Given passage –
Try this instead: everything is as in the original problem, but pressing red also costs one finger. Do you prefer red (lost finger, guaranteed to live) or blue (keep all fingers and vote for everyone to live)?

That’s a more interesting problem. That changes the feedback loop. In the original the fact no one wants to die makes pressing blue extremely dangerous, and the fact pressing blue is so dangerous makes pressing blue more dangerous.

Here you have a damper, it’s maybe dying and definitely keeping all your fingers vs definitely living and definitely losing a finger. It’s much closer. I’d still say blue is likely a death sentence, but I’m much less sure. If it’s an arm or leg, I’m changing to blue. Finger is tougher, when you (you being the average person) are there in the room will you risk death for a finger?

Again its the beauty pageant paradox.

If the cost is a finger, then pressing blue isn’t risking death at all.

Again, the thought experiment has something like the entire world population, right? So the situation I’m supposed to be afraid of looks like this: over four billion people all choose to lose a finger… when They Just Could Have Not.

Like, where does the threat come from? Even a million people choosing this seems somewhat high at first glance, but I’ll grant that 1% of the population is 83 million people and there would easily be that many pressing one button or the other. At 10% that’s 830 million people. How does it rise to four billion? The probability, in my view, is effectively zero. You’re easily much more likely to just have a random heart attack anyway than to die because half of a group did this.

Red-pressing people keep imagining it as “some unknown probability of death, and death is very scary”, but every cost imposed is, due to its effect on others’ choices and their awareness of that effect, a massive reduction in those odds. If you’re afraid of a .0001% chance of death because “it’s still a chance”, you can’t even leave the house!

In any case, the same point also applies to the version where each blue-presser gets a million dollars: your fear is that four billion people will press the “no money for me, thanks” button, which they’d only do because they fear that 4 billion people will press it, which they’d only do because of that fear. Where does the fear arise in the first place?

Only if the average person decides a finger is worth risking death for. That’s the calculus. If %50.0001+ of people think that then there is no risk. Otherwise it’s certain death and a lot of 9 fingered people have some burying to do.

Very easily. Just because there’s a feedback loop, where risk is there because you think there is a risk, it doesn’t make that particularly unlikely.

You, average human, are sitting a room with a button that guarantees survival and losing a finger, and a button with an unknown chance death and keeping all your fingers. What are you pressing?

I don’t think anyone can predict how many people will press each button. I can see it being 1% either way or pretty much anything in-between.

With an arm or leg I think yeah it’s a much smaller risk (and because it’s a much smaller risk, it’s a much smaller risk :wink:) . A finger it could either way IMO.

Similarly for cash. A million, yeah I think the blues have it, the risk is low (but not insignificant). A thousand, a hundred? Less sure, it’s still a “damper” on the feedback loop but not enough to definitely tip the scales (if that’s not mixing metaphors :wink: )

Okay, suppose there are just three people altogether. The reward for blue (assuming you live to claim it) is $1000. The cost for red (no matter what) is a finger. What do you expect to happen? If it’s “three lost fingers”… why???

With such a small sample size, I expect wildly different results with every trial. It’s basically gambling.

Material provided –
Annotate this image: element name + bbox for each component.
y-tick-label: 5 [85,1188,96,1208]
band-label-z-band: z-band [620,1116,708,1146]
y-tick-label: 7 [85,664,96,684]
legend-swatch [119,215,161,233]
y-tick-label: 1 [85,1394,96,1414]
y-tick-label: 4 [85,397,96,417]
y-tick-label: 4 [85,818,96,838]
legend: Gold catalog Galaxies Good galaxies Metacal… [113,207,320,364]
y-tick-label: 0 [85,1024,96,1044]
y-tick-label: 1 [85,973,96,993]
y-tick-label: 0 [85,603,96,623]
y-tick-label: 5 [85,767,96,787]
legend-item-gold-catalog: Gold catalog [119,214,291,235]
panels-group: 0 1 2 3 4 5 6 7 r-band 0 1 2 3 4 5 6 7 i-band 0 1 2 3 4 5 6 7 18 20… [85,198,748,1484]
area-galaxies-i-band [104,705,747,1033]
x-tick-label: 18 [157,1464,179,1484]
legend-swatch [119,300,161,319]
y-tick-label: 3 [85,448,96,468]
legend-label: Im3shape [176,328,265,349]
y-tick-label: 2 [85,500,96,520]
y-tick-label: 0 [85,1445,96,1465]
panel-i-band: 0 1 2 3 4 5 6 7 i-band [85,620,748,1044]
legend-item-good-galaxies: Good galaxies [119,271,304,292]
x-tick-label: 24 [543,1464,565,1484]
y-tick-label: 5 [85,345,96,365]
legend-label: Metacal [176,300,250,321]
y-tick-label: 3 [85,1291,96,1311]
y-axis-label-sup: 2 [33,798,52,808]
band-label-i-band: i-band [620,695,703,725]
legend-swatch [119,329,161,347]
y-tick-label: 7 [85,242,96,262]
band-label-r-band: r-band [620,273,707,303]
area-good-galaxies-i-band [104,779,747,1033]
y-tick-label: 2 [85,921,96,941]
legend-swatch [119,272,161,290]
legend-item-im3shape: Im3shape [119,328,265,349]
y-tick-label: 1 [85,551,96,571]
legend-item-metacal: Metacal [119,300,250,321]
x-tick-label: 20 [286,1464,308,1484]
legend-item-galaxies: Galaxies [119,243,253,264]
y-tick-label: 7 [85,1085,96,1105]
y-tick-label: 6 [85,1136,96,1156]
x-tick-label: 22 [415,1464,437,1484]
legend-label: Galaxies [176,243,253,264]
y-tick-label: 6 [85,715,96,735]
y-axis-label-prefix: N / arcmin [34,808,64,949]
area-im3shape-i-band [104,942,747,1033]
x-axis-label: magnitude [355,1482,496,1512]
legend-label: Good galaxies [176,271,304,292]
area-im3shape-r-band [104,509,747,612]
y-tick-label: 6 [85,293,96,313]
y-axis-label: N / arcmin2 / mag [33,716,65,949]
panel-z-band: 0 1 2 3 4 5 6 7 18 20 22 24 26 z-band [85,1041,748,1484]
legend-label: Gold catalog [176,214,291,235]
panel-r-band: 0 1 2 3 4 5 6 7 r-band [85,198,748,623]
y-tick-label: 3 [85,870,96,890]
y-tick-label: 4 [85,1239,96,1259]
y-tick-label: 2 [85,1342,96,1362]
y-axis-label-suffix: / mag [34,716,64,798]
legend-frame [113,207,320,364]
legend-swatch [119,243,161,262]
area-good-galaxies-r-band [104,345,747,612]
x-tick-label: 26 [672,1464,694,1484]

Required action A – List every number of people that the button-choice discussion states as a count rather than as a percentage.
Required action B – Translate this sentence from the button-choice discussion into Spanish: "If the cost is a finger, then pressing blue isn’t risking death at all."
Required action C – Extend the discussion of the red and blue buttons with one more reply that follows its last line.

Task answer A –
- four billion
- a million
- 83 million
- 830 million
- three

Task answer B – Si el costo es un dedo, entonces pulsar el azul no implica arriesgar la muerte en absoluto.

Task answer C –
Well that tips it the other way even with 8 billion, or three, with a 1000 and a finger that pushes it to the blues think.

Let’s just keep it at 1000, no fingers (as I think the reds probably have it in the 8 billion case here*). The three case is different primarily because now three red, no one dying is perfectly possible. Its now just a prisoners dilemma variant. I’m saying it’s probably the most likely outcome: 3 broke red pushers. Simply because people don’t like to die, more than they like having 1000 bucks. No one is betting their life on the fact the other two guys won’t choose not to risk their life.

[1] assuming we are saying it’s the equivalent of 1000 dollars in the GDP of everyone’s country. In the Sudan 1000 bucks is probably closer to a million in real value


  1. Footnotes ↩︎

In a regular multi-person prisoner’s dilemma, you can always improve your personal value, if everyone else’s stays frozen, by switching to defect. Here, it’s the opposite, with defecting making your position strictly worse (losing $1k).

Suppose we scale up to 50 people, it’s the $1k (or a similar high sum) for blue variant, and they can discuss beforehand. Should they try to collectively commit to red, or should they instead collectively commit to blue? (I suppose they could even agree to some weird mix, but I certainly can’t imagine why at all, ha.)

Yeah though there are variants with negative values too IIRC. This is just one where that cell of the matrix is like -inf and one is +1000 (though of course you can’t really do maths on -inf :wink: )

That’s a pretty basic prisoners dilemma, they should collectively commit to blue in the bribe case, collectively commit to red in the original no bribe case. Assuming they are all just strangers with no grudges. If it’s 25 members of Hamas and 25 members of the IDF, then you bet they are all pressing red no matter how big the bribe is :wink:

Collectively committing to red even in the absence of a bribe (and with the presumption of no prior hatred of course, just random humans as in a jury) is simply so absurd to me. But I guess that gets to the core of the question, which means there’s not much more for me to say.

Why? It’s the obvious logical answer!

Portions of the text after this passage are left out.